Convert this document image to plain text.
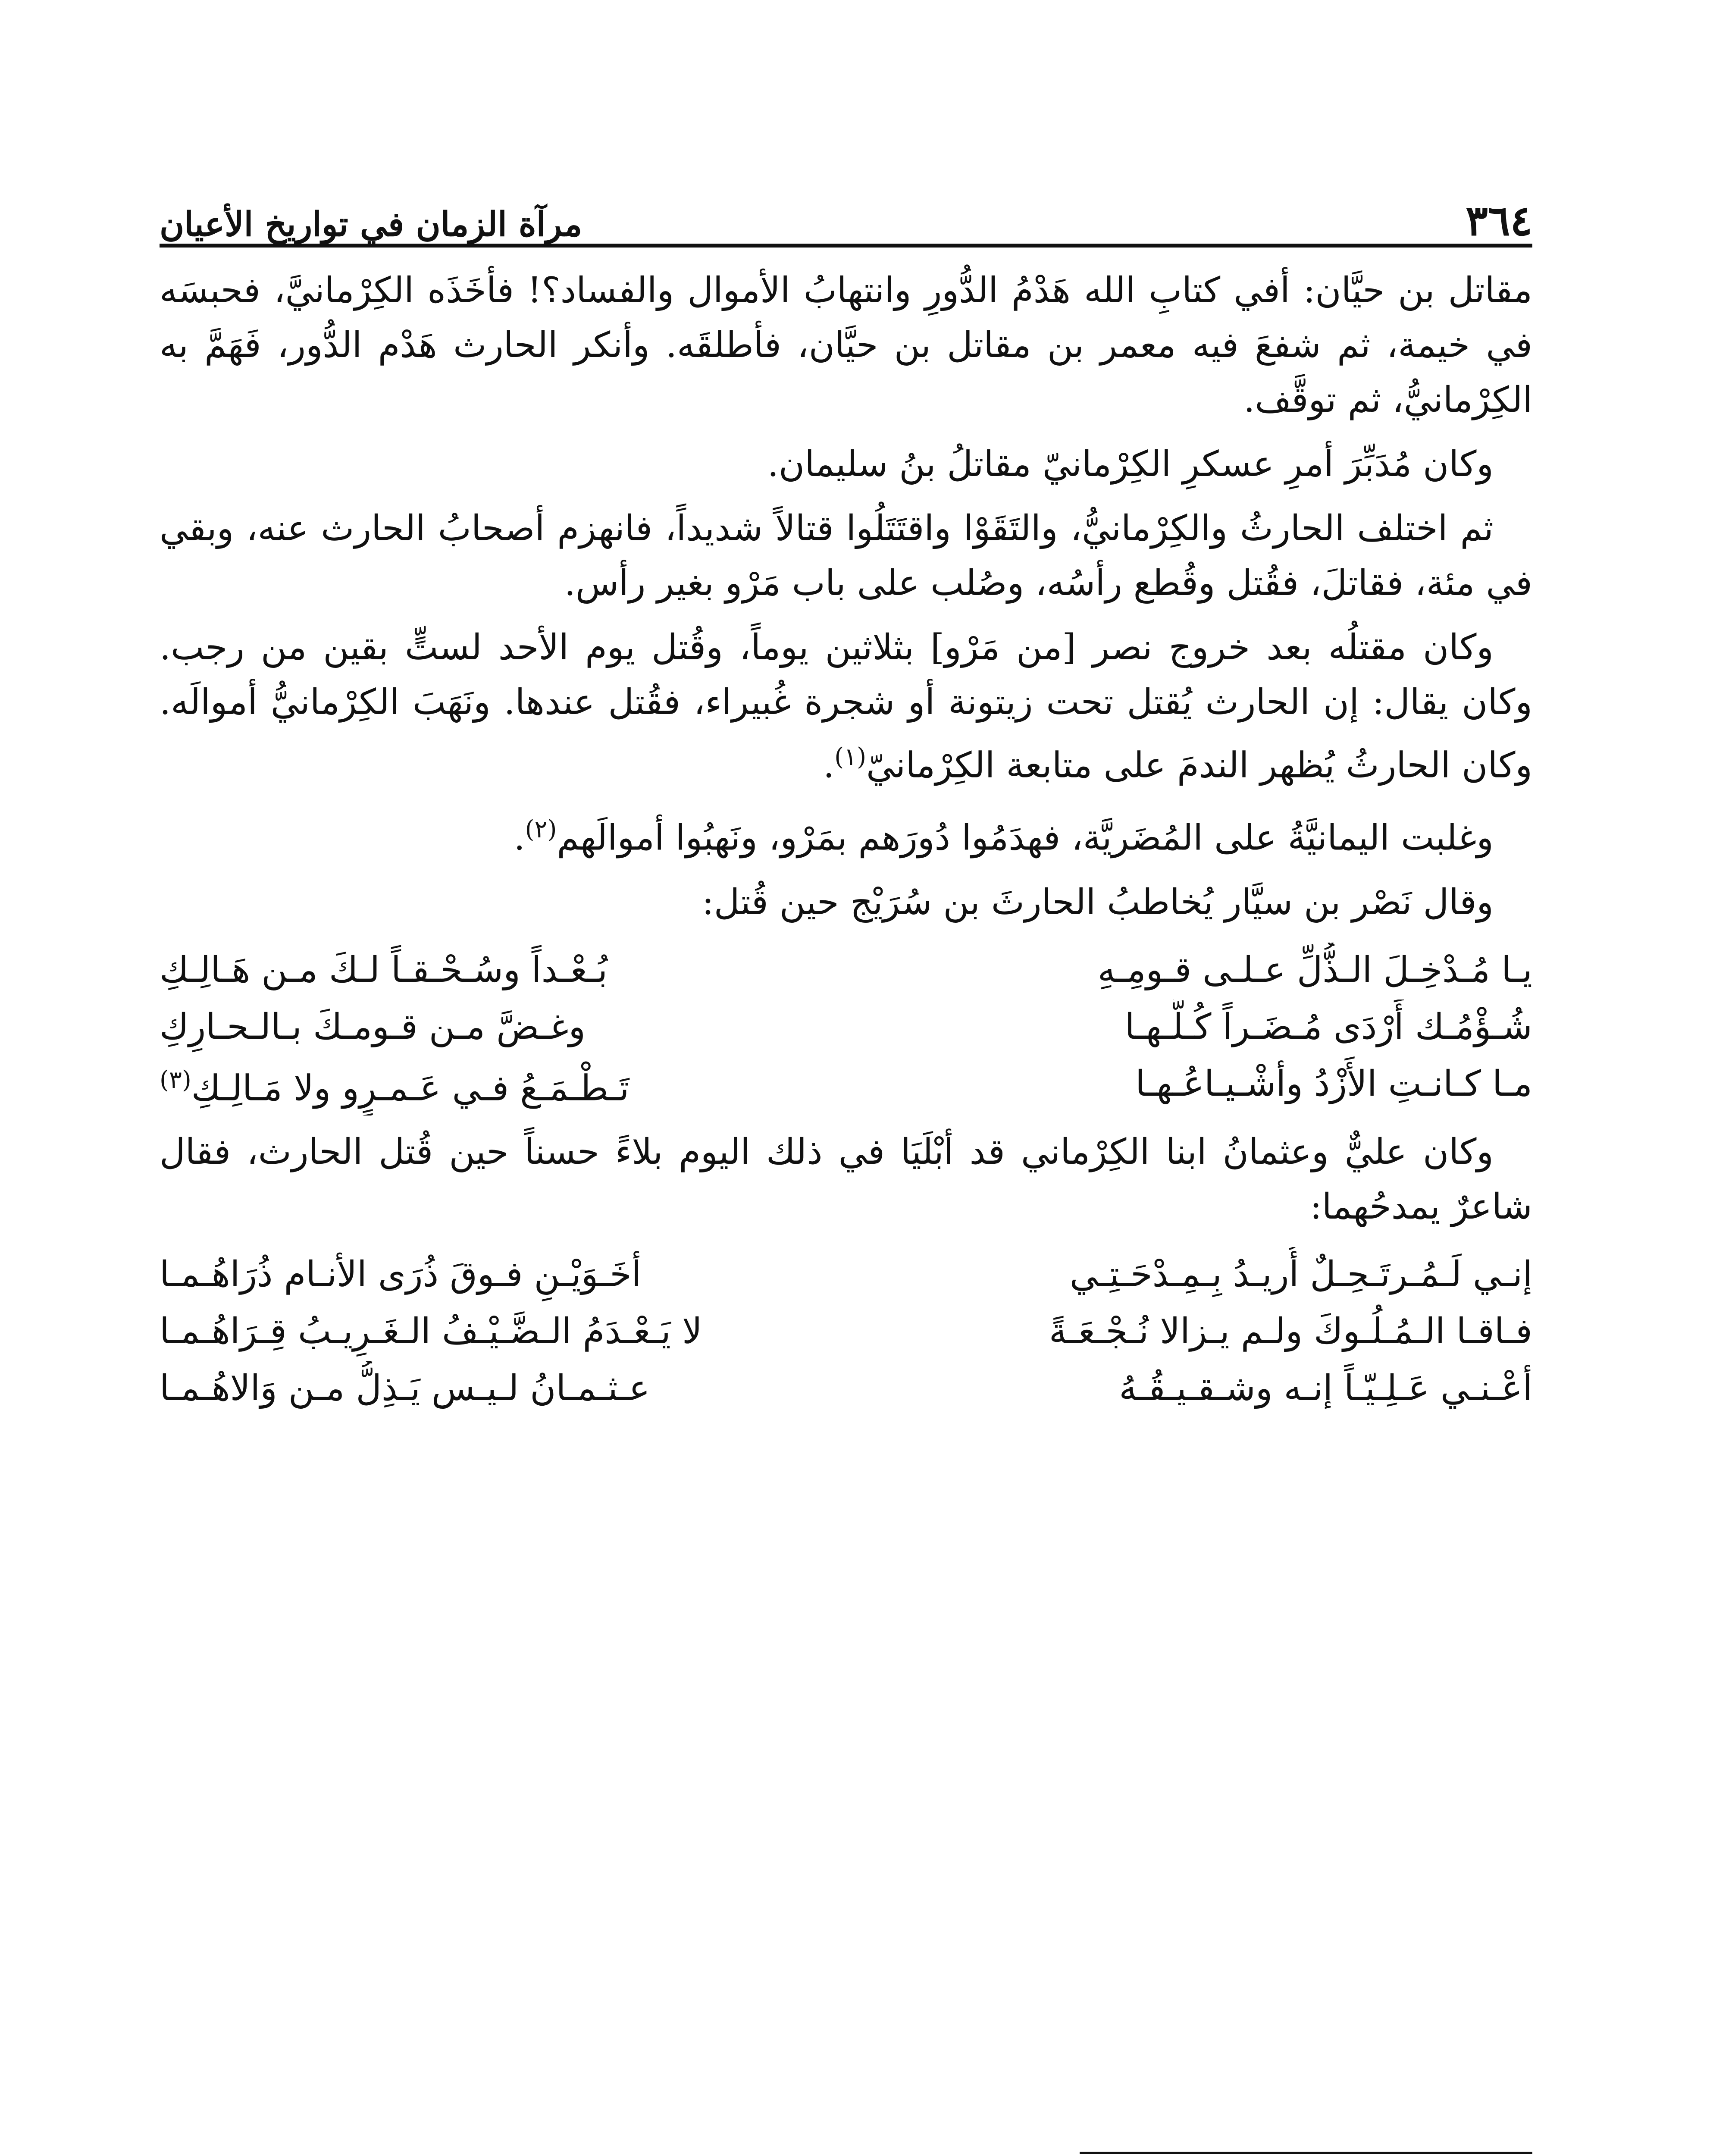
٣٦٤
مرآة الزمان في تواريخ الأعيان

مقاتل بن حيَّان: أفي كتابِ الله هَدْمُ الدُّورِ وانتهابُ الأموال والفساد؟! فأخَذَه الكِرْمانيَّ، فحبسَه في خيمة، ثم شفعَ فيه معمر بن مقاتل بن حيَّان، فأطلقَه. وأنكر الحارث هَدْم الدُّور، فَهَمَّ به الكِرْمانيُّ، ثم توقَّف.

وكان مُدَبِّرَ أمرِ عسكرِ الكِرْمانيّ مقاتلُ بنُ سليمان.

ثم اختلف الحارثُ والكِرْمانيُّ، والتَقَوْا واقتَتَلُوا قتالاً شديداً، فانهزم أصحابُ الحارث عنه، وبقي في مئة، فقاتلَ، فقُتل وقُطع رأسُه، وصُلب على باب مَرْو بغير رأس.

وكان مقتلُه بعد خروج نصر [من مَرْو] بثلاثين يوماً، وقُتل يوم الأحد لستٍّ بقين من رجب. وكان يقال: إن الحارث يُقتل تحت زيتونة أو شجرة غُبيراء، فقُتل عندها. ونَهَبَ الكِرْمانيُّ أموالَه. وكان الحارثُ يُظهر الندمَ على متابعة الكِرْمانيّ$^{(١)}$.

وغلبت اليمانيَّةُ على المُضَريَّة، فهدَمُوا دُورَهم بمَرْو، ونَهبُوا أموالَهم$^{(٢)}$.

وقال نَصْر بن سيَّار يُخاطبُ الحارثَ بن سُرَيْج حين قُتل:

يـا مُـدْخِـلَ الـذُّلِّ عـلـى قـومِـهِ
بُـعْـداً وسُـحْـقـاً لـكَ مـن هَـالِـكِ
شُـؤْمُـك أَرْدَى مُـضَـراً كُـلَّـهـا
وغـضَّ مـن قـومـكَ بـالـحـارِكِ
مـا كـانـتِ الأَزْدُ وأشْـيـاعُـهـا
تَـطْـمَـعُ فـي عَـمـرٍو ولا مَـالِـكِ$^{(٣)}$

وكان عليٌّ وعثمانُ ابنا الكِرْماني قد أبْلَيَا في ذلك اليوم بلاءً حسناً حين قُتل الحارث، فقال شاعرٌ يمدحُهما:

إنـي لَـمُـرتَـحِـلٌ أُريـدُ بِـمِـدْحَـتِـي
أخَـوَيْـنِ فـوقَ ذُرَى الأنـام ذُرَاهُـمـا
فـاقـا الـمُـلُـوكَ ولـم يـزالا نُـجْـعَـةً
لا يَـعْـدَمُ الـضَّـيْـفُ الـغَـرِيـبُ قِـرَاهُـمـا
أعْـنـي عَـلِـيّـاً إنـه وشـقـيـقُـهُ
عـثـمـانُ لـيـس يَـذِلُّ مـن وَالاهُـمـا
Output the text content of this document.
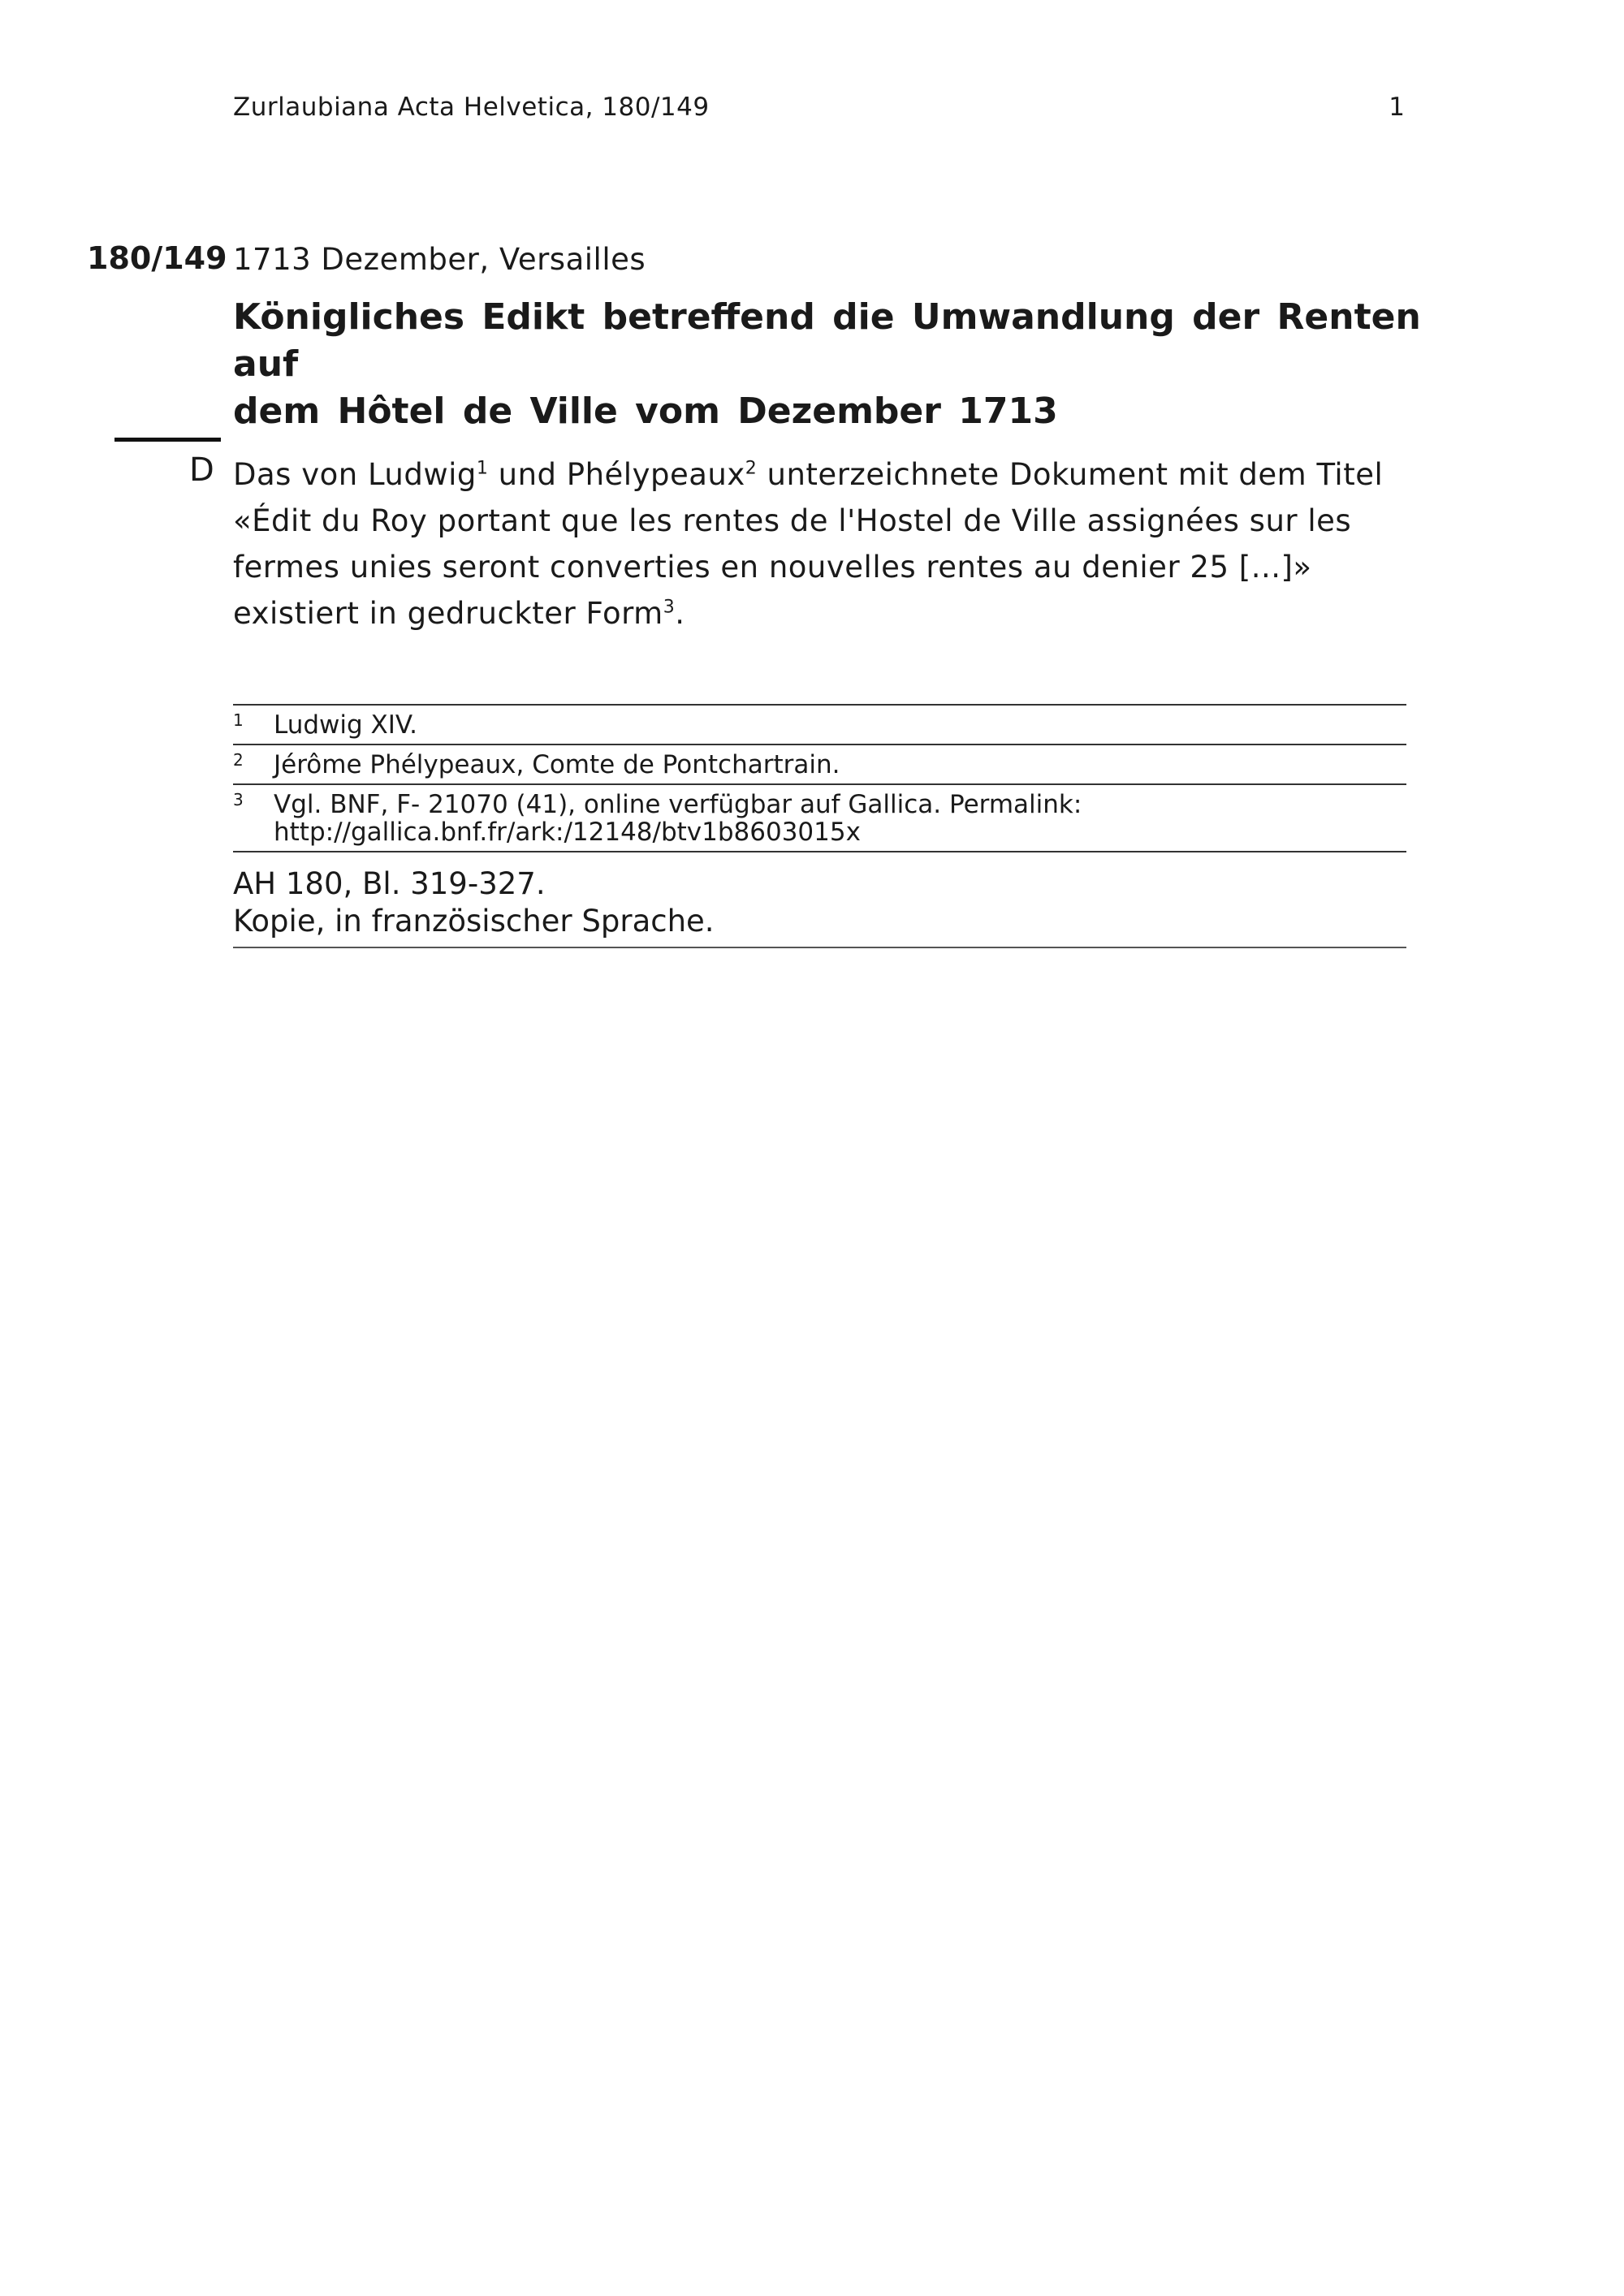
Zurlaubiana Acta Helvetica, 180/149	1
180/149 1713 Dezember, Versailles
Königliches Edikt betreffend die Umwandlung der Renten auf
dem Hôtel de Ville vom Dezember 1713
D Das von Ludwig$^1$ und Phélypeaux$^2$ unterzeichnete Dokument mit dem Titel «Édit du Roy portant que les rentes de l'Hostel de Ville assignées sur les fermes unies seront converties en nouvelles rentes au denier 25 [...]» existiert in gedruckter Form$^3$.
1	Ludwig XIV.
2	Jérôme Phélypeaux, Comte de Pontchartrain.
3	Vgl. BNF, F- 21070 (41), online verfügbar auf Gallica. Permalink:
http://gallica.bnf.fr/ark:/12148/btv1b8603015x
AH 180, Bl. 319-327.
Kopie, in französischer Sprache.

### [WHAT IS ASKED]
Copy each line from the records above that includes the string "Dezember".

### [SOLUTION BELOW]
180/149 1713 Dezember, Versailles
dem Hôtel de Ville vom Dezember 1713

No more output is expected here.